**Goal:** The data must be returned in full and exactly as given.

**The input:**
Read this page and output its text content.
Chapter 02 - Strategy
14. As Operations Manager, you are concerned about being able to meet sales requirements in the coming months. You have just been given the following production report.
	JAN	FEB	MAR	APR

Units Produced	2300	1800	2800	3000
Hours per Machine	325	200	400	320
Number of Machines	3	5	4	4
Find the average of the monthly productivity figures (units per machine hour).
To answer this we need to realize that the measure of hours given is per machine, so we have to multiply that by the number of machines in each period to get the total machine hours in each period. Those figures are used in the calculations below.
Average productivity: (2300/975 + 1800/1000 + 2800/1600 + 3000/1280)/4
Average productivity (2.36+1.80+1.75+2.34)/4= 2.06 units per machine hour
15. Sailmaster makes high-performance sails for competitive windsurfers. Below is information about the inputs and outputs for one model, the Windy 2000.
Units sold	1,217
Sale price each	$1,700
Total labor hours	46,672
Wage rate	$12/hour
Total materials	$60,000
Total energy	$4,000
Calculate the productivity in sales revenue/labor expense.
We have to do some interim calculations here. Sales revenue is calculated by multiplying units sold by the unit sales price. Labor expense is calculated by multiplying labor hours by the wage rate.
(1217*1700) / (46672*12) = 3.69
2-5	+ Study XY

**Output:**
Read this page and output its text content.
Chapter 02 - Strategy
14. As Operations Manager, you are concerned about being able to meet sales requirements in the coming months. You have just been given the following production report.
	JAN	FEB	MAR	APR

Units Produced	2300	1800	2800	3000
Hours per Machine	325	200	400	320
Number of Machines	3	5	4	4
Find the average of the monthly productivity figures (units per machine hour).
To answer this we need to realize that the measure of hours given is per machine, so we have to multiply that by the number of machines in each period to get the total machine hours in each period. Those figures are used in the calculations below.
Average productivity: (2300/975 + 1800/1000 + 2800/1600 + 3000/1280)/4
Average productivity (2.36+1.80+1.75+2.34)/4= 2.06 units per machine hour
15. Sailmaster makes high-performance sails for competitive windsurfers. Below is information about the inputs and outputs for one model, the Windy 2000.
Units sold	1,217
Sale price each	$1,700
Total labor hours	46,672
Wage rate	$12/hour
Total materials	$60,000
Total energy	$4,000
Calculate the productivity in sales revenue/labor expense.
We have to do some interim calculations here. Sales revenue is calculated by multiplying units sold by the unit sales price. Labor expense is calculated by multiplying labor hours by the wage rate.
(1217*1700) / (46672*12) = 3.69
2-5	+ Study XY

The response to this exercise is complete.